§ DIRECTIONS FOR THIS TASK: Write out every entry exactly as given, but omit the pictures.
---------- INPUT MATERIAL
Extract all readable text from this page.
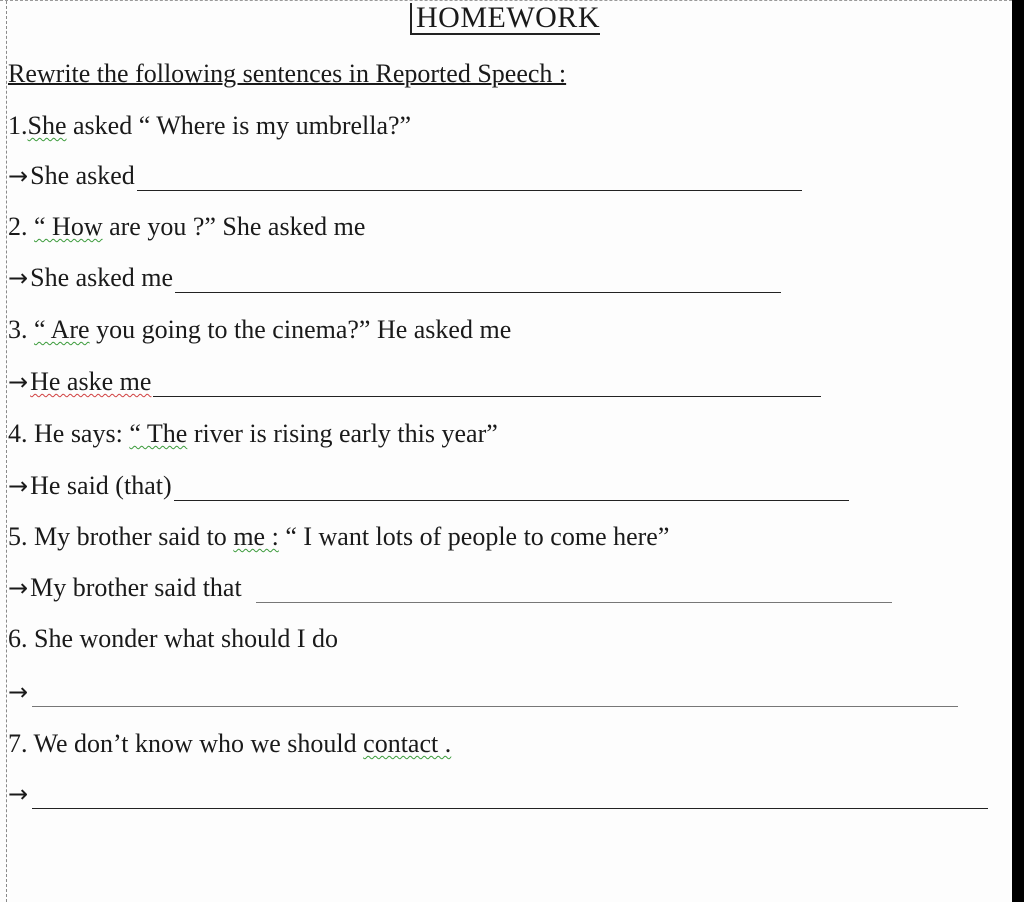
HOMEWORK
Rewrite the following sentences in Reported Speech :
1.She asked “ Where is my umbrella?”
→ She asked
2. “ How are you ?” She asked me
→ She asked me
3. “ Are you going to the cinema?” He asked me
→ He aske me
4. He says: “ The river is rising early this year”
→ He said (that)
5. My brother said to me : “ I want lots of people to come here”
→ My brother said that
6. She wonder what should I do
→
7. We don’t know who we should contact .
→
--------------------
§ ANSWER:
Extract all readable text from this page.
HOMEWORK
Rewrite the following sentences in Reported Speech :
1.She asked “ Where is my umbrella?”
→ She asked
2. “ How are you ?” She asked me
→ She asked me
3. “ Are you going to the cinema?” He asked me
→ He aske me
4. He says: “ The river is rising early this year”
→ He said (that)
5. My brother said to me : “ I want lots of people to come here”
→ My brother said that
6. She wonder what should I do
→
7. We don’t know who we should contact .
→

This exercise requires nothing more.